Begin DATA FOR THIS TASK
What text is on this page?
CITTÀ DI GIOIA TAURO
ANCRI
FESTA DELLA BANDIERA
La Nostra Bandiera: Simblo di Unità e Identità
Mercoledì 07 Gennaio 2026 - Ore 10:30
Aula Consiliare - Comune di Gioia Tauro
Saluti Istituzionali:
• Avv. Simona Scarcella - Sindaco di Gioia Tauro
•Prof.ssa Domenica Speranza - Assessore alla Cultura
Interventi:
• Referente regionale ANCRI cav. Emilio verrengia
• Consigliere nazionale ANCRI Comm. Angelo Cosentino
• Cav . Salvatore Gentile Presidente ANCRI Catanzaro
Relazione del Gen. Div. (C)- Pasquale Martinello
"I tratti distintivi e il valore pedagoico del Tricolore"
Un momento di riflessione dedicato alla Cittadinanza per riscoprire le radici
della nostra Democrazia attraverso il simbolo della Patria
End DATA FOR THIS TASK
Begin DATA FOR THIS TASK
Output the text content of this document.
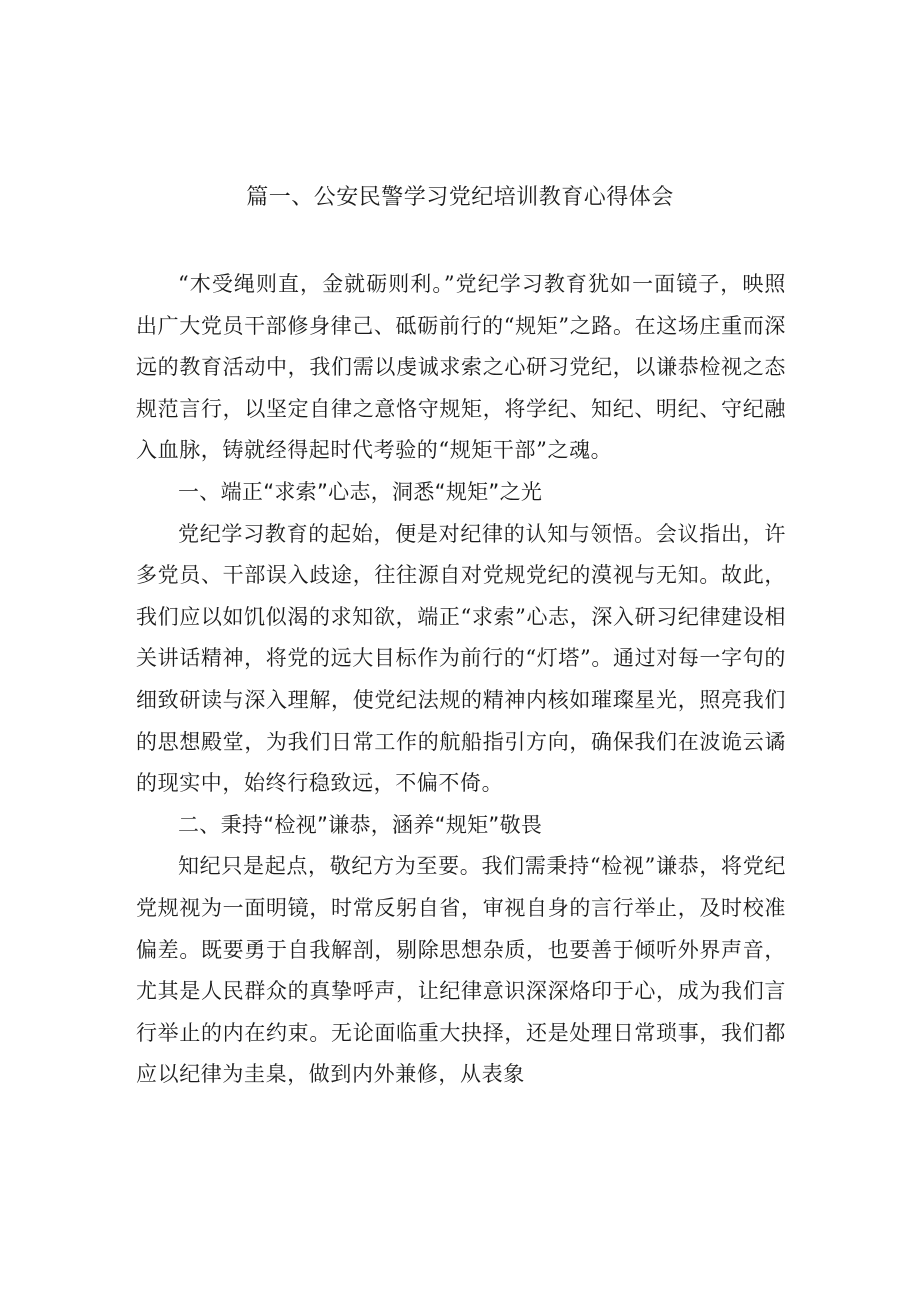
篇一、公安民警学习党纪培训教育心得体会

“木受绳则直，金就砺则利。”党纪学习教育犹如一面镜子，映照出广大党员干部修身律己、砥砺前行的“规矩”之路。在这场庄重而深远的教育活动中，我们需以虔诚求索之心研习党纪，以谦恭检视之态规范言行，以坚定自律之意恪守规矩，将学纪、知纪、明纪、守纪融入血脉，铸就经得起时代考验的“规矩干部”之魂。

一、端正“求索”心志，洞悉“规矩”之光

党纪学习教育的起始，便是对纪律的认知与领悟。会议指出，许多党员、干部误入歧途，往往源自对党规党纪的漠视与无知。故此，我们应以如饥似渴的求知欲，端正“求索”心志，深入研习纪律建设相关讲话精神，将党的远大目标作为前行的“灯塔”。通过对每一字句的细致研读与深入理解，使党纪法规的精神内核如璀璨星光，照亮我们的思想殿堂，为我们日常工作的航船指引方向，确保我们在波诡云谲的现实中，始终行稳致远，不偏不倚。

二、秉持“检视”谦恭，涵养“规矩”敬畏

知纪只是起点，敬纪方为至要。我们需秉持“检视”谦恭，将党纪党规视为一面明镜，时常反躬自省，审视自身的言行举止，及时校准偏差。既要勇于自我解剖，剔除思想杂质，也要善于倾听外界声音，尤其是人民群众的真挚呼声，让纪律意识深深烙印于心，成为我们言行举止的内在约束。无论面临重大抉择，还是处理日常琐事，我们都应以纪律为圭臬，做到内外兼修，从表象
End DATA FOR THIS TASK
Begin DATA FOR THIS TASK
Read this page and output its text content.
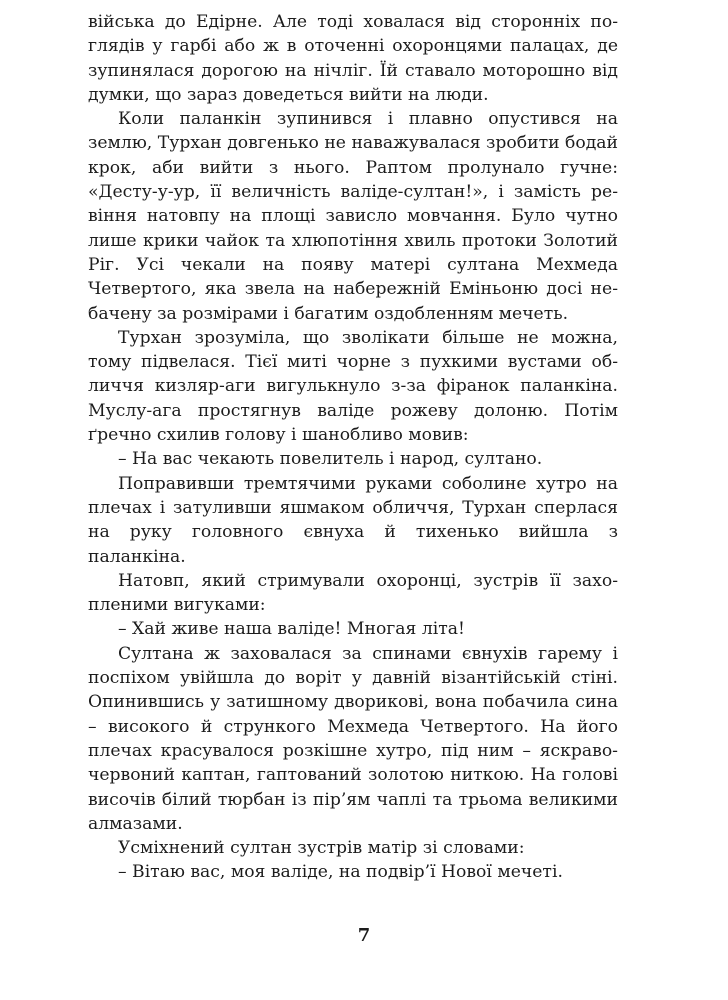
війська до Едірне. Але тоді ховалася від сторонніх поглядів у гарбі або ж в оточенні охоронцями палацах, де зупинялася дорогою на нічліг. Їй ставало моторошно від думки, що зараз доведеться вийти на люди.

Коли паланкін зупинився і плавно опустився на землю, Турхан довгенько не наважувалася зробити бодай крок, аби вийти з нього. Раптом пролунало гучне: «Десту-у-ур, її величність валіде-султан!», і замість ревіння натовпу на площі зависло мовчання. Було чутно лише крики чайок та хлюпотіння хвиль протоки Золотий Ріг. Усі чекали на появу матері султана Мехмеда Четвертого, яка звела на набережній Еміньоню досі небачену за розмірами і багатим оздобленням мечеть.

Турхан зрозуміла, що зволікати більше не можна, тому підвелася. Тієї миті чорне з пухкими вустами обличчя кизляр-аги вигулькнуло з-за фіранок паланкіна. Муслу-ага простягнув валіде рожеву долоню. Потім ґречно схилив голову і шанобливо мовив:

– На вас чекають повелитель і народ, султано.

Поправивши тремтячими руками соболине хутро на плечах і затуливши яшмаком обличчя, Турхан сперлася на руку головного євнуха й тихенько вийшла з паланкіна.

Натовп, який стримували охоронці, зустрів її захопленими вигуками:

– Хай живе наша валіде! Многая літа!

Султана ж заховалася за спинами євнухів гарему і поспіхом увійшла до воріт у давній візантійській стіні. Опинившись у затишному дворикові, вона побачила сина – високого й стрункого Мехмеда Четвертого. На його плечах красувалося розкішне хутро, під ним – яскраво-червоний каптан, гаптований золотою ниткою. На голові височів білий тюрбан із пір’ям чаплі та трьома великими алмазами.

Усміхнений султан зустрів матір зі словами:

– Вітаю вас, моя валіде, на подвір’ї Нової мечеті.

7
End DATA FOR THIS TASK
▶ **TO BE DONE**: Which lines hold the word "Турхан"? Return all of them from the records above.

▶ **SOLUTION TO THIS EXERCISE**:
Коли паланкін зупинився і плавно опустився на землю, Турхан довгенько не наважувалася зробити бодай крок, аби вийти з нього. Раптом пролунало гучне: «Десту-у-ур, її величність валіде-султан!», і замість ревіння натовпу на площі зависло мовчання. Було чутно лише крики чайок та хлюпотіння хвиль протоки Золотий Ріг. Усі чекали на появу матері султана Мехмеда Четвертого, яка звела на набережній Еміньоню досі небачену за розмірами і багатим оздобленням мечеть.
Турхан зрозуміла, що зволікати більше не можна, тому підвелася. Тієї миті чорне з пухкими вустами обличчя кизляр-аги вигулькнуло з-за фіранок паланкіна. Муслу-ага простягнув валіде рожеву долоню. Потім ґречно схилив голову і шанобливо мовив:
Поправивши тремтячими руками соболине хутро на плечах і затуливши яшмаком обличчя, Турхан сперлася на руку головного євнуха й тихенько вийшла з паланкіна.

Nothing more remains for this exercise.